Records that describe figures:

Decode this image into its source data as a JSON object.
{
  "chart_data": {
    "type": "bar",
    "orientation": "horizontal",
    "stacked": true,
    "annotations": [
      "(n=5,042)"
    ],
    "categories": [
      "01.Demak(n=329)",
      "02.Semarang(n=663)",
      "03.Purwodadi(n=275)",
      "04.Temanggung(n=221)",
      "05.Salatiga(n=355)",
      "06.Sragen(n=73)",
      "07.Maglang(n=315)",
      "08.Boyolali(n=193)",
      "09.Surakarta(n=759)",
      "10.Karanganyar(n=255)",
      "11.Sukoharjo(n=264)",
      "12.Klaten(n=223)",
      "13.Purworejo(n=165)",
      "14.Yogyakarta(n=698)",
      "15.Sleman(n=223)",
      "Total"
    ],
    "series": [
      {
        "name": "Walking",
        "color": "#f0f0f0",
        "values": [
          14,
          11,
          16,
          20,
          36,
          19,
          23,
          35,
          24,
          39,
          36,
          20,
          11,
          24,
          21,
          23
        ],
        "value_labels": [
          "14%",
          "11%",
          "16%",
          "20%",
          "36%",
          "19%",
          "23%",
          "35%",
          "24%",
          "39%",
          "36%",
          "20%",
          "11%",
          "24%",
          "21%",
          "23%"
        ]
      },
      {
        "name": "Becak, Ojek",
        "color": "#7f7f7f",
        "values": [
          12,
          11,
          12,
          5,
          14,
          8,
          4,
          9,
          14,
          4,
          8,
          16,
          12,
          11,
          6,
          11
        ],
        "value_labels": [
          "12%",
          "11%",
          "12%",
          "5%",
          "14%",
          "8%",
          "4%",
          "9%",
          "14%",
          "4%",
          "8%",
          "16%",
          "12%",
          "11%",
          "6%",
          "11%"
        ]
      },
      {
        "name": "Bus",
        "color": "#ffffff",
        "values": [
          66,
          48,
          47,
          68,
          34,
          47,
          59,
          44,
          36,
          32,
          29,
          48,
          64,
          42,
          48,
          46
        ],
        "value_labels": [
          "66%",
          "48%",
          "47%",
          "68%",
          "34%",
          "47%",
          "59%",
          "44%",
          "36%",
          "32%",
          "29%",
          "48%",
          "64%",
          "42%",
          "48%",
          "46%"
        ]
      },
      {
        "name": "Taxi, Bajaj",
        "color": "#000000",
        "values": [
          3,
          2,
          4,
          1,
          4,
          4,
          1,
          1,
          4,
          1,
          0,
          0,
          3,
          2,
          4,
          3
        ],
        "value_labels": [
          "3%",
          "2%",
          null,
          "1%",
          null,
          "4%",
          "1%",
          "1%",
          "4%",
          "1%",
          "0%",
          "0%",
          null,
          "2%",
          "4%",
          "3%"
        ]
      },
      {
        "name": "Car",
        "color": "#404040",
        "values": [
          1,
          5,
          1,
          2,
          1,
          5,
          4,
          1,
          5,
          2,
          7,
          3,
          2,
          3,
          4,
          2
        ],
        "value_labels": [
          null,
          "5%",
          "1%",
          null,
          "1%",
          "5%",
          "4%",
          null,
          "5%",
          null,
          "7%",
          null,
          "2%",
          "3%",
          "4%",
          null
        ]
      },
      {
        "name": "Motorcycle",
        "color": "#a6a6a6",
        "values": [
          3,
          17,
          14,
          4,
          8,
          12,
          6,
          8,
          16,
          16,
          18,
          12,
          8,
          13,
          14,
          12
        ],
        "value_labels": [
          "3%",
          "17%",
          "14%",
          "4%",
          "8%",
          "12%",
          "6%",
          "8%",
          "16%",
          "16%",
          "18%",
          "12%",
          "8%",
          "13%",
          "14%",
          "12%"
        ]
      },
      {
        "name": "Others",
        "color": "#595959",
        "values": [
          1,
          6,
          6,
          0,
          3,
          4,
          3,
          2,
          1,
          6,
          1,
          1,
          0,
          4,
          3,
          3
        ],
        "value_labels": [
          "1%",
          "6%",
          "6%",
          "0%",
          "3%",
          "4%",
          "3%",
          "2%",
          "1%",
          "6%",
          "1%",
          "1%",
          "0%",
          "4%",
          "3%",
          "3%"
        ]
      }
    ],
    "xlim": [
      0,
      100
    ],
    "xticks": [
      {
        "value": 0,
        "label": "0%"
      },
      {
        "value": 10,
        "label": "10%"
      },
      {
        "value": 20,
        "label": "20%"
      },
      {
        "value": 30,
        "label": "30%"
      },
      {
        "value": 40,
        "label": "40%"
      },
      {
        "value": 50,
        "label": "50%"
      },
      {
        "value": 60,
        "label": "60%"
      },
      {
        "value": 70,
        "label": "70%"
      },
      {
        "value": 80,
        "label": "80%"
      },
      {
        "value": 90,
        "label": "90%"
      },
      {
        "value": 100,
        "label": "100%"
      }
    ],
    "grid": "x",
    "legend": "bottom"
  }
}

Task objective: Give the entries again in full, exactly as they are written.

Right answer:
Decode this image into its source data as a JSON object.
{
  "chart_data": {
    "type": "bar",
    "orientation": "horizontal",
    "stacked": true,
    "annotations": [
      "(n=5,042)"
    ],
    "categories": [
      "01.Demak(n=329)",
      "02.Semarang(n=663)",
      "03.Purwodadi(n=275)",
      "04.Temanggung(n=221)",
      "05.Salatiga(n=355)",
      "06.Sragen(n=73)",
      "07.Maglang(n=315)",
      "08.Boyolali(n=193)",
      "09.Surakarta(n=759)",
      "10.Karanganyar(n=255)",
      "11.Sukoharjo(n=264)",
      "12.Klaten(n=223)",
      "13.Purworejo(n=165)",
      "14.Yogyakarta(n=698)",
      "15.Sleman(n=223)",
      "Total"
    ],
    "series": [
      {
        "name": "Walking",
        "color": "#f0f0f0",
        "values": [
          14,
          11,
          16,
          20,
          36,
          19,
          23,
          35,
          24,
          39,
          36,
          20,
          11,
          24,
          21,
          23
        ],
        "value_labels": [
          "14%",
          "11%",
          "16%",
          "20%",
          "36%",
          "19%",
          "23%",
          "35%",
          "24%",
          "39%",
          "36%",
          "20%",
          "11%",
          "24%",
          "21%",
          "23%"
        ]
      },
      {
        "name": "Becak, Ojek",
        "color": "#7f7f7f",
        "values": [
          12,
          11,
          12,
          5,
          14,
          8,
          4,
          9,
          14,
          4,
          8,
          16,
          12,
          11,
          6,
          11
        ],
        "value_labels": [
          "12%",
          "11%",
          "12%",
          "5%",
          "14%",
          "8%",
          "4%",
          "9%",
          "14%",
          "4%",
          "8%",
          "16%",
          "12%",
          "11%",
          "6%",
          "11%"
        ]
      },
      {
        "name": "Bus",
        "color": "#ffffff",
        "values": [
          66,
          48,
          47,
          68,
          34,
          47,
          59,
          44,
          36,
          32,
          29,
          48,
          64,
          42,
          48,
          46
        ],
        "value_labels": [
          "66%",
          "48%",
          "47%",
          "68%",
          "34%",
          "47%",
          "59%",
          "44%",
          "36%",
          "32%",
          "29%",
          "48%",
          "64%",
          "42%",
          "48%",
          "46%"
        ]
      },
      {
        "name": "Taxi, Bajaj",
        "color": "#000000",
        "values": [
          3,
          2,
          4,
          1,
          4,
          4,
          1,
          1,
          4,
          1,
          0,
          0,
          3,
          2,
          4,
          3
        ],
        "value_labels": [
          "3%",
          "2%",
          null,
          "1%",
          null,
          "4%",
          "1%",
          "1%",
          "4%",
          "1%",
          "0%",
          "0%",
          null,
          "2%",
          "4%",
          "3%"
        ]
      },
      {
        "name": "Car",
        "color": "#404040",
        "values": [
          1,
          5,
          1,
          2,
          1,
          5,
          4,
          1,
          5,
          2,
          7,
          3,
          2,
          3,
          4,
          2
        ],
        "value_labels": [
          null,
          "5%",
          "1%",
          null,
          "1%",
          "5%",
          "4%",
          null,
          "5%",
          null,
          "7%",
          null,
          "2%",
          "3%",
          "4%",
          null
        ]
      },
      {
        "name": "Motorcycle",
        "color": "#a6a6a6",
        "values": [
          3,
          17,
          14,
          4,
          8,
          12,
          6,
          8,
          16,
          16,
          18,
          12,
          8,
          13,
          14,
          12
        ],
        "value_labels": [
          "3%",
          "17%",
          "14%",
          "4%",
          "8%",
          "12%",
          "6%",
          "8%",
          "16%",
          "16%",
          "18%",
          "12%",
          "8%",
          "13%",
          "14%",
          "12%"
        ]
      },
      {
        "name": "Others",
        "color": "#595959",
        "values": [
          1,
          6,
          6,
          0,
          3,
          4,
          3,
          2,
          1,
          6,
          1,
          1,
          0,
          4,
          3,
          3
        ],
        "value_labels": [
          "1%",
          "6%",
          "6%",
          "0%",
          "3%",
          "4%",
          "3%",
          "2%",
          "1%",
          "6%",
          "1%",
          "1%",
          "0%",
          "4%",
          "3%",
          "3%"
        ]
      }
    ],
    "xlim": [
      0,
      100
    ],
    "xticks": [
      {
        "value": 0,
        "label": "0%"
      },
      {
        "value": 10,
        "label": "10%"
      },
      {
        "value": 20,
        "label": "20%"
      },
      {
        "value": 30,
        "label": "30%"
      },
      {
        "value": 40,
        "label": "40%"
      },
      {
        "value": 50,
        "label": "50%"
      },
      {
        "value": 60,
        "label": "60%"
      },
      {
        "value": 70,
        "label": "70%"
      },
      {
        "value": 80,
        "label": "80%"
      },
      {
        "value": 90,
        "label": "90%"
      },
      {
        "value": 100,
        "label": "100%"
      }
    ],
    "grid": "x",
    "legend": "bottom"
  }
}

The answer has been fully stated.